What is expected: Without the images, print all the entries below exactly as given.

Records shown:
--- Begin ---
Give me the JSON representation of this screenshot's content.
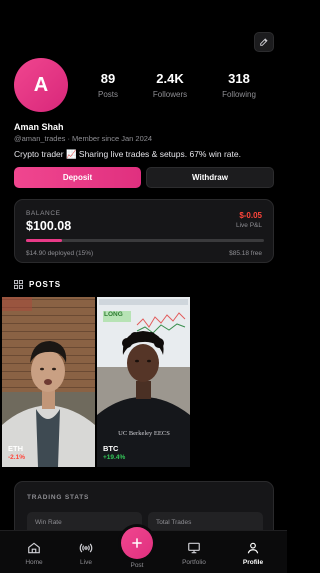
{
  "profile": {
    "initial": "A",
    "name": "Aman Shah",
    "handle_line": "@aman_trades · Member since Jan 2024",
    "bio": "Crypto trader 📈 Sharing live trades & setups. 67% win rate.",
    "stats": [
      {
        "value": "89",
        "label": "Posts"
      },
      {
        "value": "2.4K",
        "label": "Followers"
      },
      {
        "value": "318",
        "label": "Following"
      }
    ],
    "accent": "#E83A87"
  },
  "actions": {
    "deposit": "Deposit",
    "withdraw": "Withdraw"
  },
  "balance": {
    "label": "BALANCE",
    "value": "$100.08",
    "pnl": "$-0.05",
    "pnl_label": "Live P&L",
    "pnl_color": "#FF453A",
    "deployed_text": "$14.90 deployed (15%)",
    "deployed_fraction": 0.15,
    "free_text": "$85.18 free"
  },
  "posts": {
    "title": "POSTS",
    "items": [
      {
        "ticker": "ETH",
        "change": "-2.1%",
        "change_color": "#FF453A"
      },
      {
        "ticker": "BTC",
        "change": "+19.4%",
        "change_color": "#34C759",
        "overlay_badge": "LONG",
        "shirt_text": "UC Berkeley EECS"
      }
    ]
  },
  "trading_stats": {
    "title": "TRADING STATS",
    "cells": [
      "Win Rate",
      "Total Trades"
    ]
  },
  "tabbar": {
    "tabs": [
      {
        "label": "Home",
        "icon": "home-icon"
      },
      {
        "label": "Live",
        "icon": "broadcast-icon"
      },
      {
        "label": "Post",
        "icon": "plus-icon"
      },
      {
        "label": "Portfolio",
        "icon": "monitor-icon"
      },
      {
        "label": "Profile",
        "icon": "person-icon",
        "active": true
      }
    ]
  }
}
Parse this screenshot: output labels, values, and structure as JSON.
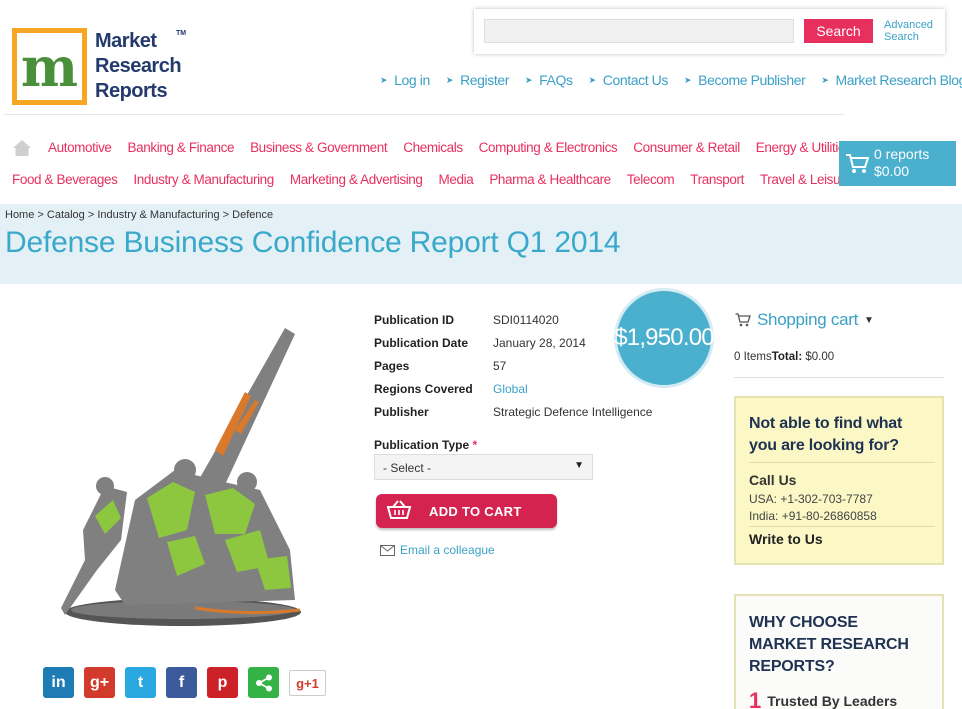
{
  "header": {
    "logo_text_1": "Market",
    "logo_text_2": "Research",
    "logo_text_3": "Reports",
    "logo_tm": "TM",
    "search": {
      "placeholder": "",
      "value": "",
      "button_label": "Search",
      "advanced_1": "Advanced",
      "advanced_2": "Search"
    },
    "links": [
      "Log in",
      "Register",
      "FAQs",
      "Contact Us",
      "Become Publisher",
      "Market Research Blog"
    ]
  },
  "nav": {
    "row1": [
      "Automotive",
      "Banking & Finance",
      "Business & Government",
      "Chemicals",
      "Computing & Electronics",
      "Consumer & Retail",
      "Energy & Utilities"
    ],
    "row2": [
      "Food & Beverages",
      "Industry & Manufacturing",
      "Marketing & Advertising",
      "Media",
      "Pharma & Healthcare",
      "Telecom",
      "Transport",
      "Travel & Leisure"
    ]
  },
  "cart": {
    "reports": "0 reports",
    "total": "$0.00"
  },
  "breadcrumb": "Home > Catalog > Industry & Manufacturing > Defence",
  "title": "Defense Business Confidence Report Q1 2014",
  "product": {
    "price": "$1,950.00",
    "details": [
      {
        "label": "Publication ID",
        "value": "SDI0114020",
        "link": false
      },
      {
        "label": "Publication Date",
        "value": "January 28, 2014",
        "link": false
      },
      {
        "label": "Pages",
        "value": "57",
        "link": false
      },
      {
        "label": "Regions Covered",
        "value": "Global",
        "link": true
      },
      {
        "label": "Publisher",
        "value": "Strategic Defence Intelligence",
        "link": false
      }
    ],
    "pub_type_label": "Publication Type",
    "pub_type_required": "*",
    "pub_type_selected": "- Select -",
    "add_to_cart": "ADD TO CART",
    "email_colleague": "Email a colleague"
  },
  "social": [
    "in",
    "g+",
    "t",
    "f",
    "p",
    "share",
    "g+1"
  ],
  "sidebar": {
    "shopping_cart": "Shopping cart",
    "items": "0 Items",
    "total_label": "Total:",
    "total_value": " $0.00",
    "help": {
      "question_1": "Not able to find what",
      "question_2": "you are looking for?",
      "call_us": "Call Us",
      "usa": "USA: +1-302-703-7787",
      "india": "India: +91-80-26860858",
      "write": "Write to Us"
    },
    "why": {
      "title_1": "WHY CHOOSE",
      "title_2": "MARKET RESEARCH",
      "title_3": "REPORTS?",
      "item_num": "1",
      "item_label": "Trusted By Leaders"
    }
  },
  "colors": {
    "accent_pink": "#e8305f",
    "accent_blue": "#3aa0c6",
    "cart_blue": "#4ab0ce"
  }
}
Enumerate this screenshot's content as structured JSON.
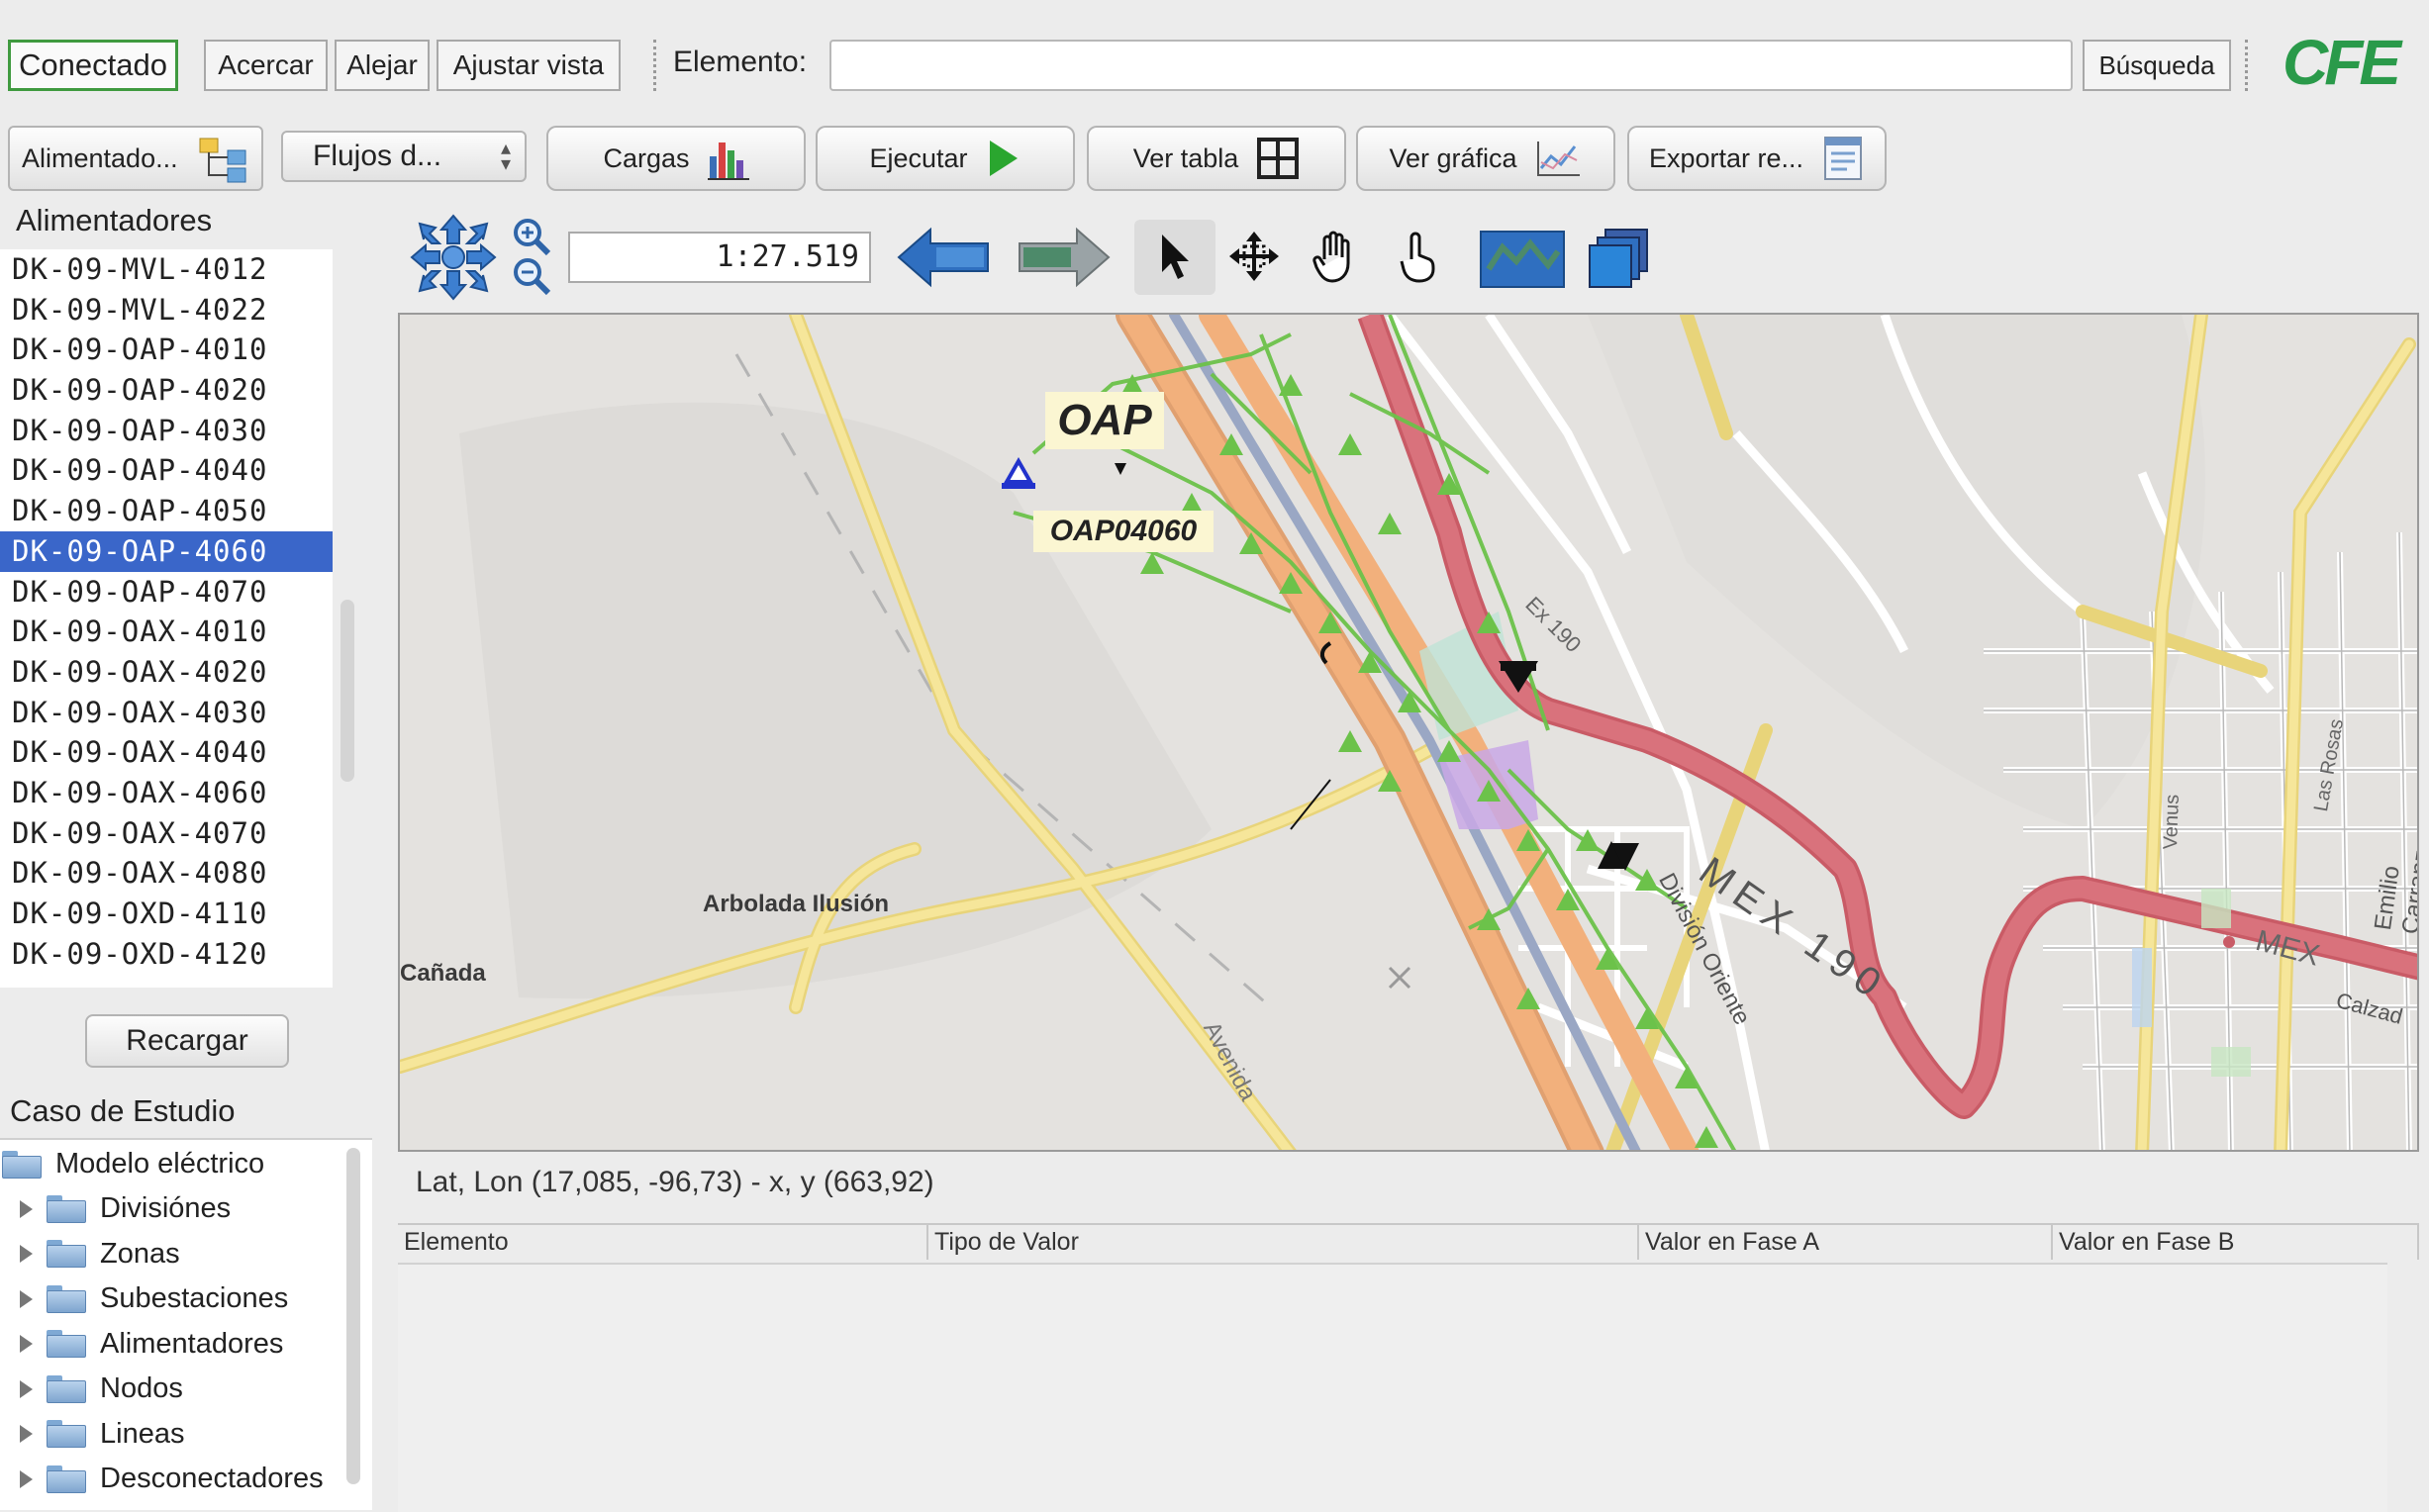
--- End ---
Full response:
Give me the JSON representation of this screenshot's content.
{
  "profile": {
    "initial": "A",
    "name": "Aman Shah",
    "handle_line": "@aman_trades · Member since Jan 2024",
    "bio": "Crypto trader 📈 Sharing live trades & setups. 67% win rate.",
    "stats": [
      {
        "value": "89",
        "label": "Posts"
      },
      {
        "value": "2.4K",
        "label": "Followers"
      },
      {
        "value": "318",
        "label": "Following"
      }
    ],
    "accent": "#E83A87"
  },
  "actions": {
    "deposit": "Deposit",
    "withdraw": "Withdraw"
  },
  "balance": {
    "label": "BALANCE",
    "value": "$100.08",
    "pnl": "$-0.05",
    "pnl_label": "Live P&L",
    "pnl_color": "#FF453A",
    "deployed_text": "$14.90 deployed (15%)",
    "deployed_fraction": 0.15,
    "free_text": "$85.18 free"
  },
  "posts": {
    "title": "POSTS",
    "items": [
      {
        "ticker": "ETH",
        "change": "-2.1%",
        "change_color": "#FF453A"
      },
      {
        "ticker": "BTC",
        "change": "+19.4%",
        "change_color": "#34C759",
        "overlay_badge": "LONG",
        "shirt_text": "UC Berkeley EECS"
      }
    ]
  },
  "trading_stats": {
    "title": "TRADING STATS",
    "cells": [
      "Win Rate",
      "Total Trades"
    ]
  },
  "tabbar": {
    "tabs": [
      {
        "label": "Home",
        "icon": "home-icon"
      },
      {
        "label": "Live",
        "icon": "broadcast-icon"
      },
      {
        "label": "Post",
        "icon": "plus-icon"
      },
      {
        "label": "Portfolio",
        "icon": "monitor-icon"
      },
      {
        "label": "Profile",
        "icon": "person-icon",
        "active": true
      }
    ]
  }
}
Parse this screenshot: output labels, values, and structure as JSON.
{
  "header": {
    "logo_text_1": "Market",
    "logo_text_2": "Research",
    "logo_text_3": "Reports",
    "logo_tm": "TM",
    "search": {
      "placeholder": "",
      "value": "",
      "button_label": "Search",
      "advanced_1": "Advanced",
      "advanced_2": "Search"
    },
    "links": [
      "Log in",
      "Register",
      "FAQs",
      "Contact Us",
      "Become Publisher",
      "Market Research Blog"
    ]
  },
  "nav": {
    "row1": [
      "Automotive",
      "Banking & Finance",
      "Business & Government",
      "Chemicals",
      "Computing & Electronics",
      "Consumer & Retail",
      "Energy & Utilities"
    ],
    "row2": [
      "Food & Beverages",
      "Industry & Manufacturing",
      "Marketing & Advertising",
      "Media",
      "Pharma & Healthcare",
      "Telecom",
      "Transport",
      "Travel & Leisure"
    ]
  },
  "cart": {
    "reports": "0 reports",
    "total": "$0.00"
  },
  "breadcrumb": "Home > Catalog > Industry & Manufacturing > Defence",
  "title": "Defense Business Confidence Report Q1 2014",
  "product": {
    "price": "$1,950.00",
    "details": [
      {
        "label": "Publication ID",
        "value": "SDI0114020",
        "link": false
      },
      {
        "label": "Publication Date",
        "value": "January 28, 2014",
        "link": false
      },
      {
        "label": "Pages",
        "value": "57",
        "link": false
      },
      {
        "label": "Regions Covered",
        "value": "Global",
        "link": true
      },
      {
        "label": "Publisher",
        "value": "Strategic Defence Intelligence",
        "link": false
      }
    ],
    "pub_type_label": "Publication Type",
    "pub_type_required": "*",
    "pub_type_selected": "- Select -",
    "add_to_cart": "ADD TO CART",
    "email_colleague": "Email a colleague"
  },
  "social": [
    "in",
    "g+",
    "t",
    "f",
    "p",
    "share",
    "g+1"
  ],
  "sidebar": {
    "shopping_cart": "Shopping cart",
    "items": "0 Items",
    "total_label": "Total:",
    "total_value": " $0.00",
    "help": {
      "question_1": "Not able to find what",
      "question_2": "you are looking for?",
      "call_us": "Call Us",
      "usa": "USA: +1-302-703-7787",
      "india": "India: +91-80-26860858",
      "write": "Write to Us"
    },
    "why": {
      "title_1": "WHY CHOOSE",
      "title_2": "MARKET RESEARCH",
      "title_3": "REPORTS?",
      "item_num": "1",
      "item_label": "Trusted By Leaders"
    }
  },
  "colors": {
    "accent_pink": "#e8305f",
    "accent_blue": "#3aa0c6",
    "cart_blue": "#4ab0ce"
  }
}
Enumerate this screenshot's content as structured JSON.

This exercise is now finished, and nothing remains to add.